## Prompt
From the first line to the last, set down the data exactly as given.

•••••

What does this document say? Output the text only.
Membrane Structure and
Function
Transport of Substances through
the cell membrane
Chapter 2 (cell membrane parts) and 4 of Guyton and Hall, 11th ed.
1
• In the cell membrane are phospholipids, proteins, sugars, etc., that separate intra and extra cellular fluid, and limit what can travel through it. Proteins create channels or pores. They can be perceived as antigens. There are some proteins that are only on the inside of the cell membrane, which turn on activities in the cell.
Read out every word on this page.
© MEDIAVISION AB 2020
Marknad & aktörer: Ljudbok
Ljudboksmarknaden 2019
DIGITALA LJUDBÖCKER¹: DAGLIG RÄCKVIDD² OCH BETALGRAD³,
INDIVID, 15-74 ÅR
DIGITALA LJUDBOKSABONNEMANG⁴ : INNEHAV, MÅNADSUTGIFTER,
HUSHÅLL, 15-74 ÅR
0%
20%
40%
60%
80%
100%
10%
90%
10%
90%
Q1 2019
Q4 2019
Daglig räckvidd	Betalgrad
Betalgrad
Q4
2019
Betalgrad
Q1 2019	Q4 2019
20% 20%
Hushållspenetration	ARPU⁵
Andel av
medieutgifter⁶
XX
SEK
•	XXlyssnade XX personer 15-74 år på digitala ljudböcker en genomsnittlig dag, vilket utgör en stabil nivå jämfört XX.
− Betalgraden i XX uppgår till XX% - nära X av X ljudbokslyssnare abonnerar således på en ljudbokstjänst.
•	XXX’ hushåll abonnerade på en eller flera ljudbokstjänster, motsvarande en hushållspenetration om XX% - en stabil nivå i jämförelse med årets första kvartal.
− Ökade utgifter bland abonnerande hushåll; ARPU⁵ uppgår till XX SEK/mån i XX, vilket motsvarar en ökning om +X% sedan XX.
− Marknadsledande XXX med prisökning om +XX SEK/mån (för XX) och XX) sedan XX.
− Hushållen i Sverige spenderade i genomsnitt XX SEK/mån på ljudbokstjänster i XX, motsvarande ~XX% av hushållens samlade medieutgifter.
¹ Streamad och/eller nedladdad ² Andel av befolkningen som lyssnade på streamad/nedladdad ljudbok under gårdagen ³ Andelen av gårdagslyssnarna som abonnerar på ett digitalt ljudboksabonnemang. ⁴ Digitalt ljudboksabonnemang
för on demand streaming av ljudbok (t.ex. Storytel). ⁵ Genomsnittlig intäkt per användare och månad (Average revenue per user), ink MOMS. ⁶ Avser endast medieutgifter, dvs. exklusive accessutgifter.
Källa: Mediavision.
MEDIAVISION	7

•••••

## Worked solution
What does this document say? Output the text only.
Membrane Structure and
Function
Transport of Substances through
the cell membrane
Chapter 2 (cell membrane parts) and 4 of Guyton and Hall, 11th ed.
1
• In the cell membrane are phospholipids, proteins, sugars, etc., that separate intra and extra cellular fluid, and limit what can travel through it. Proteins create channels or pores. They can be perceived as antigens. There are some proteins that are only on the inside of the cell membrane, which turn on activities in the cell.
Read out every word on this page.
© MEDIAVISION AB 2020
Marknad & aktörer: Ljudbok
Ljudboksmarknaden 2019
DIGITALA LJUDBÖCKER¹: DAGLIG RÄCKVIDD² OCH BETALGRAD³,
INDIVID, 15-74 ÅR
DIGITALA LJUDBOKSABONNEMANG⁴ : INNEHAV, MÅNADSUTGIFTER,
HUSHÅLL, 15-74 ÅR
0%
20%
40%
60%
80%
100%
10%
90%
10%
90%
Q1 2019
Q4 2019
Daglig räckvidd	Betalgrad
Betalgrad
Q4
2019
Betalgrad
Q1 2019	Q4 2019
20% 20%
Hushållspenetration	ARPU⁵
Andel av
medieutgifter⁶
XX
SEK
•	XXlyssnade XX personer 15-74 år på digitala ljudböcker en genomsnittlig dag, vilket utgör en stabil nivå jämfört XX.
− Betalgraden i XX uppgår till XX% - nära X av X ljudbokslyssnare abonnerar således på en ljudbokstjänst.
•	XXX’ hushåll abonnerade på en eller flera ljudbokstjänster, motsvarande en hushållspenetration om XX% - en stabil nivå i jämförelse med årets första kvartal.
− Ökade utgifter bland abonnerande hushåll; ARPU⁵ uppgår till XX SEK/mån i XX, vilket motsvarar en ökning om +X% sedan XX.
− Marknadsledande XXX med prisökning om +XX SEK/mån (för XX) och XX) sedan XX.
− Hushållen i Sverige spenderade i genomsnitt XX SEK/mån på ljudbokstjänster i XX, motsvarande ~XX% av hushållens samlade medieutgifter.
¹ Streamad och/eller nedladdad ² Andel av befolkningen som lyssnade på streamad/nedladdad ljudbok under gårdagen ³ Andelen av gårdagslyssnarna som abonnerar på ett digitalt ljudboksabonnemang. ⁴ Digitalt ljudboksabonnemang
för on demand streaming av ljudbok (t.ex. Storytel). ⁵ Genomsnittlig intäkt per användare och månad (Average revenue per user), ink MOMS. ⁶ Avser endast medieutgifter, dvs. exklusive accessutgifter.
Källa: Mediavision.
MEDIAVISION	7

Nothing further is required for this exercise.